TASK TO CARRY OUT >> Exclude all pictures, then copy each of the records exactly as written.

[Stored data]
** Start **

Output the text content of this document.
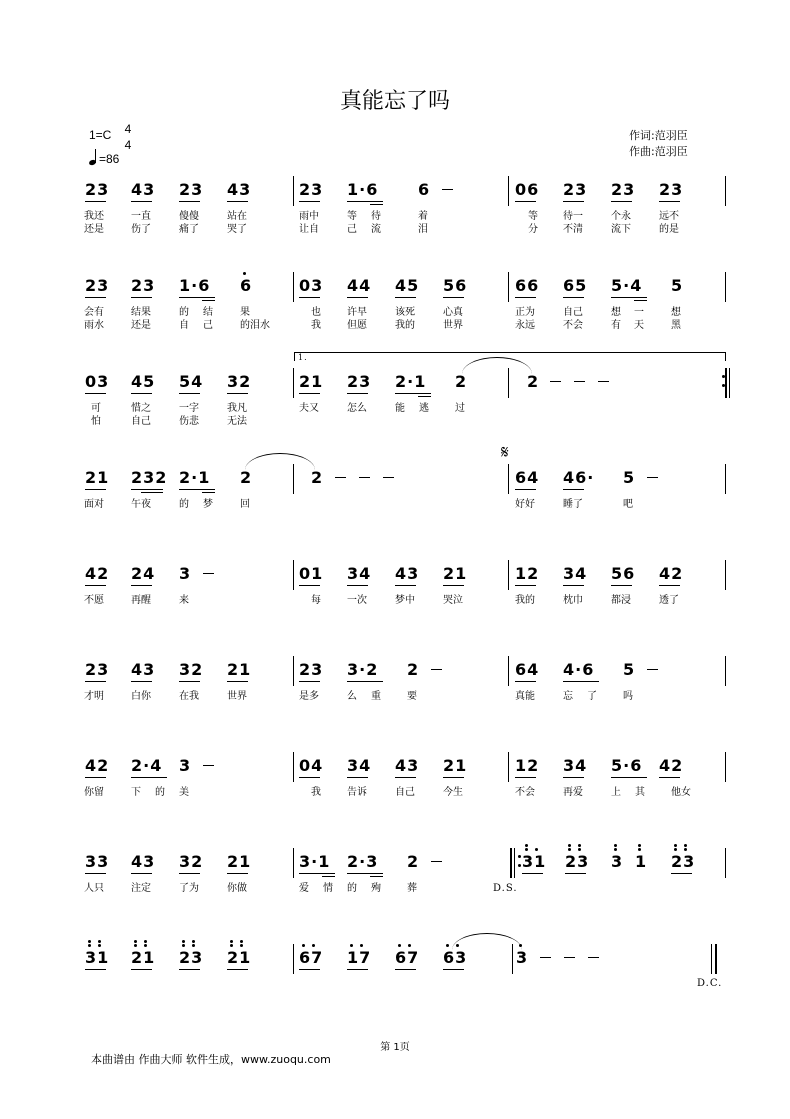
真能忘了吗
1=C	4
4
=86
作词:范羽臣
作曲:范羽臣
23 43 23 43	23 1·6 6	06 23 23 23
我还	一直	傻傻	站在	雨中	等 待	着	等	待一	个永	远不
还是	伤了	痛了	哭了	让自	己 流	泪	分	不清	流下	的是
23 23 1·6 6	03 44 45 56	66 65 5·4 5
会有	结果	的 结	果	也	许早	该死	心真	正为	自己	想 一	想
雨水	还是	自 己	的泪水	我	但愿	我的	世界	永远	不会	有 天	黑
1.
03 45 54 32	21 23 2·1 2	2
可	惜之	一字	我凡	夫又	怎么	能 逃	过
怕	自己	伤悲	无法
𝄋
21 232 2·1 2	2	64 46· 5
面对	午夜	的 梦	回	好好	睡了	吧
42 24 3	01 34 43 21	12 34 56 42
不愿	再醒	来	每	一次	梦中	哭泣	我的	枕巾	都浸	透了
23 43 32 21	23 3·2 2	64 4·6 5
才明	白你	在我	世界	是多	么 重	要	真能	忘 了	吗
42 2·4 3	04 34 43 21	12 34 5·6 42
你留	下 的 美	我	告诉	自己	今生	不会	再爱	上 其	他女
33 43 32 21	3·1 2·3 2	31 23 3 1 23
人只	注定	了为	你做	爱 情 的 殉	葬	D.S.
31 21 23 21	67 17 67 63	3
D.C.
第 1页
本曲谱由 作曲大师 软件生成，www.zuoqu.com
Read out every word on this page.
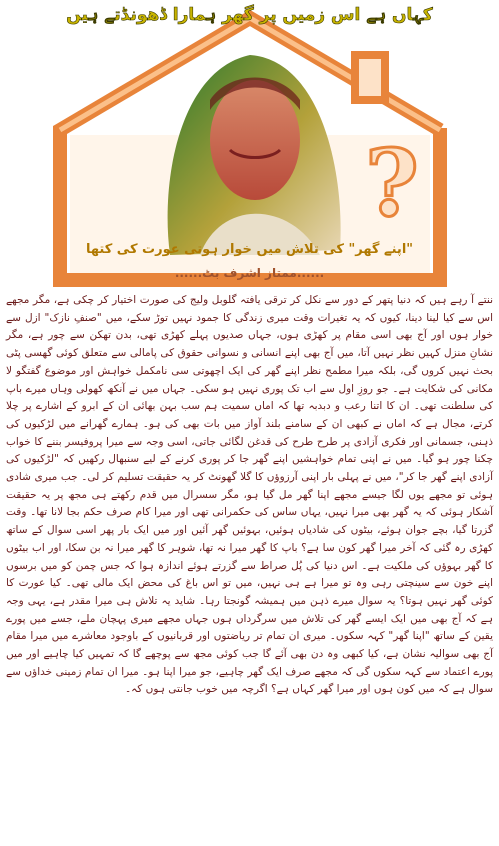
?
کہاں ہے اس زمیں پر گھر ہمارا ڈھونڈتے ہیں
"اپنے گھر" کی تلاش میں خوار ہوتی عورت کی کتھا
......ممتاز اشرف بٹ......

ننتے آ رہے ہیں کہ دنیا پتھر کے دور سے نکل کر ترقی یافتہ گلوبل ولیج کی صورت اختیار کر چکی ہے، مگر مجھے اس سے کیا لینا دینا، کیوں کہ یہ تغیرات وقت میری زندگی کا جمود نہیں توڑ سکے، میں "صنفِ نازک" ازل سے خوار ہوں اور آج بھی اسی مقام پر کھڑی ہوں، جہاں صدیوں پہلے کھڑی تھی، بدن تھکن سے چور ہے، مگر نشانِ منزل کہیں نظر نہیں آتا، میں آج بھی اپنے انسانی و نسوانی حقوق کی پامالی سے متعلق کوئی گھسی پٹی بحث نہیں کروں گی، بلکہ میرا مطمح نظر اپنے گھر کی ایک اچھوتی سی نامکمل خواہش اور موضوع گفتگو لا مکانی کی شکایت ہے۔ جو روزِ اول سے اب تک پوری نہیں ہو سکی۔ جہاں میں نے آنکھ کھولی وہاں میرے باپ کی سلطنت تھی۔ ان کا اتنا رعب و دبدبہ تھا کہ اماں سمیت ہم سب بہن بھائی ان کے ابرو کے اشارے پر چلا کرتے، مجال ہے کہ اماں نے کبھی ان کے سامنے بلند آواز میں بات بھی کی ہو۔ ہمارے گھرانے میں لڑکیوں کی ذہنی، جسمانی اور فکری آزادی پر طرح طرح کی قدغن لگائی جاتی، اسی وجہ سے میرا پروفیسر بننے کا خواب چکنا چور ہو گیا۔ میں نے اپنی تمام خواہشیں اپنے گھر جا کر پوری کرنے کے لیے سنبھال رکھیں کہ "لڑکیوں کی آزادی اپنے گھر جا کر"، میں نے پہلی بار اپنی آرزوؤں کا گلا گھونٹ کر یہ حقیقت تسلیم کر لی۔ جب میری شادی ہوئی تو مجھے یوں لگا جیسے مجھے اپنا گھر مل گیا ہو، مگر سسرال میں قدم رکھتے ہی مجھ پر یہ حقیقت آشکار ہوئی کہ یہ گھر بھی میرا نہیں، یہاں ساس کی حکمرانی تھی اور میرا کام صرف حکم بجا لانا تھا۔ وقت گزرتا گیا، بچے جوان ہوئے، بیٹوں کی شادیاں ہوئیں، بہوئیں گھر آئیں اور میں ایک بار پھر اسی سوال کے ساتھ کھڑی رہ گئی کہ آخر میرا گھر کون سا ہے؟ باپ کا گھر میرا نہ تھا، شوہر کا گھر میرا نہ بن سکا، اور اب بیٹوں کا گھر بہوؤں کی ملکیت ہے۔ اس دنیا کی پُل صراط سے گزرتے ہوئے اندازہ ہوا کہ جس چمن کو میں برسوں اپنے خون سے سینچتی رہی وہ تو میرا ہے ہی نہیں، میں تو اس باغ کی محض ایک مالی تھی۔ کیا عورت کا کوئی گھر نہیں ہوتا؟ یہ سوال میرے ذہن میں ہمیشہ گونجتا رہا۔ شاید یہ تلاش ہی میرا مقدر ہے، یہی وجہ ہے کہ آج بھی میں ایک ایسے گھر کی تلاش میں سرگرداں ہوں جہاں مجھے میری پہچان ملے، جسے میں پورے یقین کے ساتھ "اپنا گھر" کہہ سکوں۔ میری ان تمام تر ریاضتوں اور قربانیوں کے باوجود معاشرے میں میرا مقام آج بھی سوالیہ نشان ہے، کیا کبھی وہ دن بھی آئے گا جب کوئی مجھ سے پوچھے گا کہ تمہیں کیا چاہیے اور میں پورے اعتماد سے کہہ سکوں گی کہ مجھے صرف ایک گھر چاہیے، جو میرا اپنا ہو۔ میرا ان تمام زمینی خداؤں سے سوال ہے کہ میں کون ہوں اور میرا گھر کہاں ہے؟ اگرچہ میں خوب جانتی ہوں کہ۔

** End **

RESULT FOR THIS EXERCISE >>
Output the text content of this document.
真能忘了吗
1=C	4
4
=86
作词:范羽臣
作曲:范羽臣
23 43 23 43	23 1·6 6	06 23 23 23
我还	一直	傻傻	站在	雨中	等 待	着	等	待一	个永	远不
还是	伤了	痛了	哭了	让自	己 流	泪	分	不清	流下	的是
23 23 1·6 6	03 44 45 56	66 65 5·4 5
会有	结果	的 结	果	也	许早	该死	心真	正为	自己	想 一	想
雨水	还是	自 己	的泪水	我	但愿	我的	世界	永远	不会	有 天	黑
1.
03 45 54 32	21 23 2·1 2	2
可	惜之	一字	我凡	夫又	怎么	能 逃	过
怕	自己	伤悲	无法
𝄋
21 232 2·1 2	2	64 46· 5
面对	午夜	的 梦	回	好好	睡了	吧
42 24 3	01 34 43 21	12 34 56 42
不愿	再醒	来	每	一次	梦中	哭泣	我的	枕巾	都浸	透了
23 43 32 21	23 3·2 2	64 4·6 5
才明	白你	在我	世界	是多	么 重	要	真能	忘 了	吗
42 2·4 3	04 34 43 21	12 34 5·6 42
你留	下 的 美	我	告诉	自己	今生	不会	再爱	上 其	他女
33 43 32 21	3·1 2·3 2	31 23 3 1 23
人只	注定	了为	你做	爱 情 的 殉	葬	D.S.
31 21 23 21	67 17 67 63	3
D.C.
第 1页
本曲谱由 作曲大师 软件生成，www.zuoqu.com
Read out every word on this page.
?
کہاں ہے اس زمیں پر گھر ہمارا ڈھونڈتے ہیں
"اپنے گھر" کی تلاش میں خوار ہوتی عورت کی کتھا
......ممتاز اشرف بٹ......

ننتے آ رہے ہیں کہ دنیا پتھر کے دور سے نکل کر ترقی یافتہ گلوبل ولیج کی صورت اختیار کر چکی ہے، مگر مجھے اس سے کیا لینا دینا، کیوں کہ یہ تغیرات وقت میری زندگی کا جمود نہیں توڑ سکے، میں "صنفِ نازک" ازل سے خوار ہوں اور آج بھی اسی مقام پر کھڑی ہوں، جہاں صدیوں پہلے کھڑی تھی، بدن تھکن سے چور ہے، مگر نشانِ منزل کہیں نظر نہیں آتا، میں آج بھی اپنے انسانی و نسوانی حقوق کی پامالی سے متعلق کوئی گھسی پٹی بحث نہیں کروں گی، بلکہ میرا مطمح نظر اپنے گھر کی ایک اچھوتی سی نامکمل خواہش اور موضوع گفتگو لا مکانی کی شکایت ہے۔ جو روزِ اول سے اب تک پوری نہیں ہو سکی۔ جہاں میں نے آنکھ کھولی وہاں میرے باپ کی سلطنت تھی۔ ان کا اتنا رعب و دبدبہ تھا کہ اماں سمیت ہم سب بہن بھائی ان کے ابرو کے اشارے پر چلا کرتے، مجال ہے کہ اماں نے کبھی ان کے سامنے بلند آواز میں بات بھی کی ہو۔ ہمارے گھرانے میں لڑکیوں کی ذہنی، جسمانی اور فکری آزادی پر طرح طرح کی قدغن لگائی جاتی، اسی وجہ سے میرا پروفیسر بننے کا خواب چکنا چور ہو گیا۔ میں نے اپنی تمام خواہشیں اپنے گھر جا کر پوری کرنے کے لیے سنبھال رکھیں کہ "لڑکیوں کی آزادی اپنے گھر جا کر"، میں نے پہلی بار اپنی آرزوؤں کا گلا گھونٹ کر یہ حقیقت تسلیم کر لی۔ جب میری شادی ہوئی تو مجھے یوں لگا جیسے مجھے اپنا گھر مل گیا ہو، مگر سسرال میں قدم رکھتے ہی مجھ پر یہ حقیقت آشکار ہوئی کہ یہ گھر بھی میرا نہیں، یہاں ساس کی حکمرانی تھی اور میرا کام صرف حکم بجا لانا تھا۔ وقت گزرتا گیا، بچے جوان ہوئے، بیٹوں کی شادیاں ہوئیں، بہوئیں گھر آئیں اور میں ایک بار پھر اسی سوال کے ساتھ کھڑی رہ گئی کہ آخر میرا گھر کون سا ہے؟ باپ کا گھر میرا نہ تھا، شوہر کا گھر میرا نہ بن سکا، اور اب بیٹوں کا گھر بہوؤں کی ملکیت ہے۔ اس دنیا کی پُل صراط سے گزرتے ہوئے اندازہ ہوا کہ جس چمن کو میں برسوں اپنے خون سے سینچتی رہی وہ تو میرا ہے ہی نہیں، میں تو اس باغ کی محض ایک مالی تھی۔ کیا عورت کا کوئی گھر نہیں ہوتا؟ یہ سوال میرے ذہن میں ہمیشہ گونجتا رہا۔ شاید یہ تلاش ہی میرا مقدر ہے، یہی وجہ ہے کہ آج بھی میں ایک ایسے گھر کی تلاش میں سرگرداں ہوں جہاں مجھے میری پہچان ملے، جسے میں پورے یقین کے ساتھ "اپنا گھر" کہہ سکوں۔ میری ان تمام تر ریاضتوں اور قربانیوں کے باوجود معاشرے میں میرا مقام آج بھی سوالیہ نشان ہے، کیا کبھی وہ دن بھی آئے گا جب کوئی مجھ سے پوچھے گا کہ تمہیں کیا چاہیے اور میں پورے اعتماد سے کہہ سکوں گی کہ مجھے صرف ایک گھر چاہیے، جو میرا اپنا ہو۔ میرا ان تمام زمینی خداؤں سے سوال ہے کہ میں کون ہوں اور میرا گھر کہاں ہے؟ اگرچہ میں خوب جانتی ہوں کہ۔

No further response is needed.